*AIM OF THE TASK*
Beneath this task is a listing; retype all of it exactly.

*RECORDS FOR THIS TASK*
>>>
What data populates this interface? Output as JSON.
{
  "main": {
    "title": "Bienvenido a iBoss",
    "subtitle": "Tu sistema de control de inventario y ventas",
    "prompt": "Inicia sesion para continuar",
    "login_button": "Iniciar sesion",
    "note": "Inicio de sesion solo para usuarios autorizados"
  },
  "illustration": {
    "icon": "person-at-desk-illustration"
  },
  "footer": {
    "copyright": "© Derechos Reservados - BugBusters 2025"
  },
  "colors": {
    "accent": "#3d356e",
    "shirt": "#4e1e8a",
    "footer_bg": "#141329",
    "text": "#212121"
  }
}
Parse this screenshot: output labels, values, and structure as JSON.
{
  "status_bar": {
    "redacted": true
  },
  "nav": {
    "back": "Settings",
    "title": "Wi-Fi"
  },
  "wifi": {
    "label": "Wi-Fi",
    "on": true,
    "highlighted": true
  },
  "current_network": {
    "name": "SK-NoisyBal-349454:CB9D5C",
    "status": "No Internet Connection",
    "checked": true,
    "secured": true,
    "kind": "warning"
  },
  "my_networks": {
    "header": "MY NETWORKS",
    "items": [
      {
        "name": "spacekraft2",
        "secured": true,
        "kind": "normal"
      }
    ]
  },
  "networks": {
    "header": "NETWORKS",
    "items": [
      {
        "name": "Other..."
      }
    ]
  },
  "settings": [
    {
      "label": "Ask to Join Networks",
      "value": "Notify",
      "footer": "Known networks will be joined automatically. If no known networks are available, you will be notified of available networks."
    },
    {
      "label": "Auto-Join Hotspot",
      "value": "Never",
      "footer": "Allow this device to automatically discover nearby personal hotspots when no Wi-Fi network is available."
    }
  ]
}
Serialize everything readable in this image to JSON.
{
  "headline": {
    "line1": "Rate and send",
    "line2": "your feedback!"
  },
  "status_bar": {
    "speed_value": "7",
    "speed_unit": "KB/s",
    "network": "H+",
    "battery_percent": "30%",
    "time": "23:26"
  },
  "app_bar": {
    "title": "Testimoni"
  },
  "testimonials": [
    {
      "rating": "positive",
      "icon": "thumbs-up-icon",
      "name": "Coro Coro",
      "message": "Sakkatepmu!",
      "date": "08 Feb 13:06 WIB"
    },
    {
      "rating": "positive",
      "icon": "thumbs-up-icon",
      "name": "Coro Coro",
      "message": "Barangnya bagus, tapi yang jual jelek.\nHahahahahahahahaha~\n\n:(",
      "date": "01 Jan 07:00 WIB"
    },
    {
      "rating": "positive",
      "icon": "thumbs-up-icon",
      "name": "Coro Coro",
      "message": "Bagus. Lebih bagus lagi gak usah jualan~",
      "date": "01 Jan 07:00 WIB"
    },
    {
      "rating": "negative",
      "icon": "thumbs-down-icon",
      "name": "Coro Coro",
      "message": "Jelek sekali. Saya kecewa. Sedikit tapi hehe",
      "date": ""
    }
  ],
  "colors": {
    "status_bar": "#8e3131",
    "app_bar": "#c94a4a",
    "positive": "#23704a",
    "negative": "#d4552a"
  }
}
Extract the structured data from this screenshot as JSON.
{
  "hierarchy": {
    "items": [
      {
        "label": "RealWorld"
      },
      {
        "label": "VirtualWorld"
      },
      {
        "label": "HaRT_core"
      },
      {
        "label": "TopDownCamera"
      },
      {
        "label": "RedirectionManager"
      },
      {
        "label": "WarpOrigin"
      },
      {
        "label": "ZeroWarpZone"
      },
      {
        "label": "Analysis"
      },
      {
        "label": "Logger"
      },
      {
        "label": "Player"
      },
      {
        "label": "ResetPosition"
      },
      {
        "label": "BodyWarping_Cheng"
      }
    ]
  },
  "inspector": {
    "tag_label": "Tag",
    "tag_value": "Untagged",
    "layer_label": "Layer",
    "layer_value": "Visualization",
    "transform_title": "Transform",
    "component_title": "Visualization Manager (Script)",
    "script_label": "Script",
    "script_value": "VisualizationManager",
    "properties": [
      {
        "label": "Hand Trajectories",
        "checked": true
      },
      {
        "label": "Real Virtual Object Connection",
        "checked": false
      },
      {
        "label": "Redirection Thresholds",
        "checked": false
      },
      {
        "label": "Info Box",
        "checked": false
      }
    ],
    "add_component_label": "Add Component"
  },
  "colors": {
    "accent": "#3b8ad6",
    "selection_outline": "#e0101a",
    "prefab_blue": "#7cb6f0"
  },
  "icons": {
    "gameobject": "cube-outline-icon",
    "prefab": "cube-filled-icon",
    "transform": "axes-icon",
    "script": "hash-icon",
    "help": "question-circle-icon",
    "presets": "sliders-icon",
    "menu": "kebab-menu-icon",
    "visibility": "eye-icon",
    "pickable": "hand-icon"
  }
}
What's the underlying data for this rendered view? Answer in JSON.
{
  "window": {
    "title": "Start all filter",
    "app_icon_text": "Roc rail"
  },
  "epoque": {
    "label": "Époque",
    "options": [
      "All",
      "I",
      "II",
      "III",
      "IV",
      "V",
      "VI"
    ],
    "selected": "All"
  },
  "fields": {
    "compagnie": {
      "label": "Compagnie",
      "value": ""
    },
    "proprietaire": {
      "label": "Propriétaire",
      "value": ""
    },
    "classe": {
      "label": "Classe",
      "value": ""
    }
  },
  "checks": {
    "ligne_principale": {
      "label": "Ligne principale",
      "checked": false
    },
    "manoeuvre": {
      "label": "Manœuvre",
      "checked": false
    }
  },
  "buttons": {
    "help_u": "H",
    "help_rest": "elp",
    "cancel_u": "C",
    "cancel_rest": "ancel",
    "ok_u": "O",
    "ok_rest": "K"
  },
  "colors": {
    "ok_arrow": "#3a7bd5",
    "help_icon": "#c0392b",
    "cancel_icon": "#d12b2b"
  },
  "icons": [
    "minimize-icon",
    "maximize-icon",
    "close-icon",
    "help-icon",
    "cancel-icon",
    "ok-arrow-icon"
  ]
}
<<<
*RESULT FOR THIS TASK*
What data populates this interface? Output as JSON.
{
  "main": {
    "title": "Bienvenido a iBoss",
    "subtitle": "Tu sistema de control de inventario y ventas",
    "prompt": "Inicia sesion para continuar",
    "login_button": "Iniciar sesion",
    "note": "Inicio de sesion solo para usuarios autorizados"
  },
  "illustration": {
    "icon": "person-at-desk-illustration"
  },
  "footer": {
    "copyright": "© Derechos Reservados - BugBusters 2025"
  },
  "colors": {
    "accent": "#3d356e",
    "shirt": "#4e1e8a",
    "footer_bg": "#141329",
    "text": "#212121"
  }
}
Parse this screenshot: output labels, values, and structure as JSON.
{
  "status_bar": {
    "redacted": true
  },
  "nav": {
    "back": "Settings",
    "title": "Wi-Fi"
  },
  "wifi": {
    "label": "Wi-Fi",
    "on": true,
    "highlighted": true
  },
  "current_network": {
    "name": "SK-NoisyBal-349454:CB9D5C",
    "status": "No Internet Connection",
    "checked": true,
    "secured": true,
    "kind": "warning"
  },
  "my_networks": {
    "header": "MY NETWORKS",
    "items": [
      {
        "name": "spacekraft2",
        "secured": true,
        "kind": "normal"
      }
    ]
  },
  "networks": {
    "header": "NETWORKS",
    "items": [
      {
        "name": "Other..."
      }
    ]
  },
  "settings": [
    {
      "label": "Ask to Join Networks",
      "value": "Notify",
      "footer": "Known networks will be joined automatically. If no known networks are available, you will be notified of available networks."
    },
    {
      "label": "Auto-Join Hotspot",
      "value": "Never",
      "footer": "Allow this device to automatically discover nearby personal hotspots when no Wi-Fi network is available."
    }
  ]
}
Serialize everything readable in this image to JSON.
{
  "headline": {
    "line1": "Rate and send",
    "line2": "your feedback!"
  },
  "status_bar": {
    "speed_value": "7",
    "speed_unit": "KB/s",
    "network": "H+",
    "battery_percent": "30%",
    "time": "23:26"
  },
  "app_bar": {
    "title": "Testimoni"
  },
  "testimonials": [
    {
      "rating": "positive",
      "icon": "thumbs-up-icon",
      "name": "Coro Coro",
      "message": "Sakkatepmu!",
      "date": "08 Feb 13:06 WIB"
    },
    {
      "rating": "positive",
      "icon": "thumbs-up-icon",
      "name": "Coro Coro",
      "message": "Barangnya bagus, tapi yang jual jelek.\nHahahahahahahahaha~\n\n:(",
      "date": "01 Jan 07:00 WIB"
    },
    {
      "rating": "positive",
      "icon": "thumbs-up-icon",
      "name": "Coro Coro",
      "message": "Bagus. Lebih bagus lagi gak usah jualan~",
      "date": "01 Jan 07:00 WIB"
    },
    {
      "rating": "negative",
      "icon": "thumbs-down-icon",
      "name": "Coro Coro",
      "message": "Jelek sekali. Saya kecewa. Sedikit tapi hehe",
      "date": ""
    }
  ],
  "colors": {
    "status_bar": "#8e3131",
    "app_bar": "#c94a4a",
    "positive": "#23704a",
    "negative": "#d4552a"
  }
}
Extract the structured data from this screenshot as JSON.
{
  "hierarchy": {
    "items": [
      {
        "label": "RealWorld"
      },
      {
        "label": "VirtualWorld"
      },
      {
        "label": "HaRT_core"
      },
      {
        "label": "TopDownCamera"
      },
      {
        "label": "RedirectionManager"
      },
      {
        "label": "WarpOrigin"
      },
      {
        "label": "ZeroWarpZone"
      },
      {
        "label": "Analysis"
      },
      {
        "label": "Logger"
      },
      {
        "label": "Player"
      },
      {
        "label": "ResetPosition"
      },
      {
        "label": "BodyWarping_Cheng"
      }
    ]
  },
  "inspector": {
    "tag_label": "Tag",
    "tag_value": "Untagged",
    "layer_label": "Layer",
    "layer_value": "Visualization",
    "transform_title": "Transform",
    "component_title": "Visualization Manager (Script)",
    "script_label": "Script",
    "script_value": "VisualizationManager",
    "properties": [
      {
        "label": "Hand Trajectories",
        "checked": true
      },
      {
        "label": "Real Virtual Object Connection",
        "checked": false
      },
      {
        "label": "Redirection Thresholds",
        "checked": false
      },
      {
        "label": "Info Box",
        "checked": false
      }
    ],
    "add_component_label": "Add Component"
  },
  "colors": {
    "accent": "#3b8ad6",
    "selection_outline": "#e0101a",
    "prefab_blue": "#7cb6f0"
  },
  "icons": {
    "gameobject": "cube-outline-icon",
    "prefab": "cube-filled-icon",
    "transform": "axes-icon",
    "script": "hash-icon",
    "help": "question-circle-icon",
    "presets": "sliders-icon",
    "menu": "kebab-menu-icon",
    "visibility": "eye-icon",
    "pickable": "hand-icon"
  }
}
What's the underlying data for this rendered view? Answer in JSON.
{
  "window": {
    "title": "Start all filter",
    "app_icon_text": "Roc rail"
  },
  "epoque": {
    "label": "Époque",
    "options": [
      "All",
      "I",
      "II",
      "III",
      "IV",
      "V",
      "VI"
    ],
    "selected": "All"
  },
  "fields": {
    "compagnie": {
      "label": "Compagnie",
      "value": ""
    },
    "proprietaire": {
      "label": "Propriétaire",
      "value": ""
    },
    "classe": {
      "label": "Classe",
      "value": ""
    }
  },
  "checks": {
    "ligne_principale": {
      "label": "Ligne principale",
      "checked": false
    },
    "manoeuvre": {
      "label": "Manœuvre",
      "checked": false
    }
  },
  "buttons": {
    "help_u": "H",
    "help_rest": "elp",
    "cancel_u": "C",
    "cancel_rest": "ancel",
    "ok_u": "O",
    "ok_rest": "K"
  },
  "colors": {
    "ok_arrow": "#3a7bd5",
    "help_icon": "#c0392b",
    "cancel_icon": "#d12b2b"
  },
  "icons": [
    "minimize-icon",
    "maximize-icon",
    "close-icon",
    "help-icon",
    "cancel-icon",
    "ok-arrow-icon"
  ]
}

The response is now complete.